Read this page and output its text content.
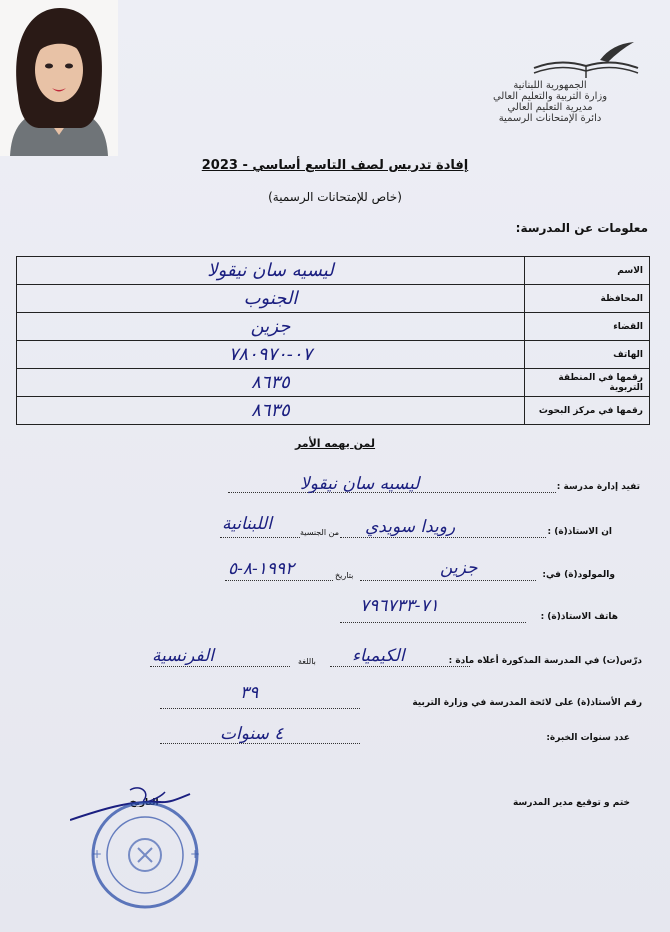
الجمهورية اللبنانية
وزارة التربية والتعليم العالي
مديرية التعليم العالي
دائرة الإمتحانات الرسمية
إفادة تدريس لصف التاسع أساسي - 2023
(خاص للإمتحانات الرسمية)
معلومات عن المدرسة:
الاسم	ليسيه سان نيقولا
المحافظة	الجنوب
القضاء	جزين
الهاتف	٠٧-٧٨٠٩٧٠
رقمها في المنطقة التربوية	٨٦٣٥
رقمها في مركز البحوث	٨٦٣٥
لمن يهمه الأمر
تفيد إدارة مدرسة :
ليسيه سان نيقولا
ان الاستاذ(ة) :
رويدا سويدي
من الجنسية
اللبنانية
والمولود(ة) في:
جزين
بتاريخ
١٩٩٢-٨-٥
هاتف الاستاذ(ة) :
٧١-٧٩٦٧٣٣
درّس(ت) في المدرسة المذكورة أعلاه مادة :
الكيمياء
باللغة
الفرنسية
رقم الأستاذ(ة) على لائحة المدرسة في وزارة التربية
٣٩
عدد سنوات الخبرة:
٤ سنوات
ختم و توقيع مدير المدرسة
التاريخ
+	+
────
● What the task asks: Retype the whole listing exactly and leave the pictures out.

● Answer to the problem:
Read this page and output its text content.
الجمهورية اللبنانية
وزارة التربية والتعليم العالي
مديرية التعليم العالي
دائرة الإمتحانات الرسمية
إفادة تدريس لصف التاسع أساسي - 2023
(خاص للإمتحانات الرسمية)
معلومات عن المدرسة:
الاسم	ليسيه سان نيقولا
المحافظة	الجنوب
القضاء	جزين
الهاتف	٠٧-٧٨٠٩٧٠
رقمها في المنطقة التربوية	٨٦٣٥
رقمها في مركز البحوث	٨٦٣٥
لمن يهمه الأمر
تفيد إدارة مدرسة :
ليسيه سان نيقولا
ان الاستاذ(ة) :
رويدا سويدي
من الجنسية
اللبنانية
والمولود(ة) في:
جزين
بتاريخ
١٩٩٢-٨-٥
هاتف الاستاذ(ة) :
٧١-٧٩٦٧٣٣
درّس(ت) في المدرسة المذكورة أعلاه مادة :
الكيمياء
باللغة
الفرنسية
رقم الأستاذ(ة) على لائحة المدرسة في وزارة التربية
٣٩
عدد سنوات الخبرة:
٤ سنوات
ختم و توقيع مدير المدرسة
التاريخ
+	+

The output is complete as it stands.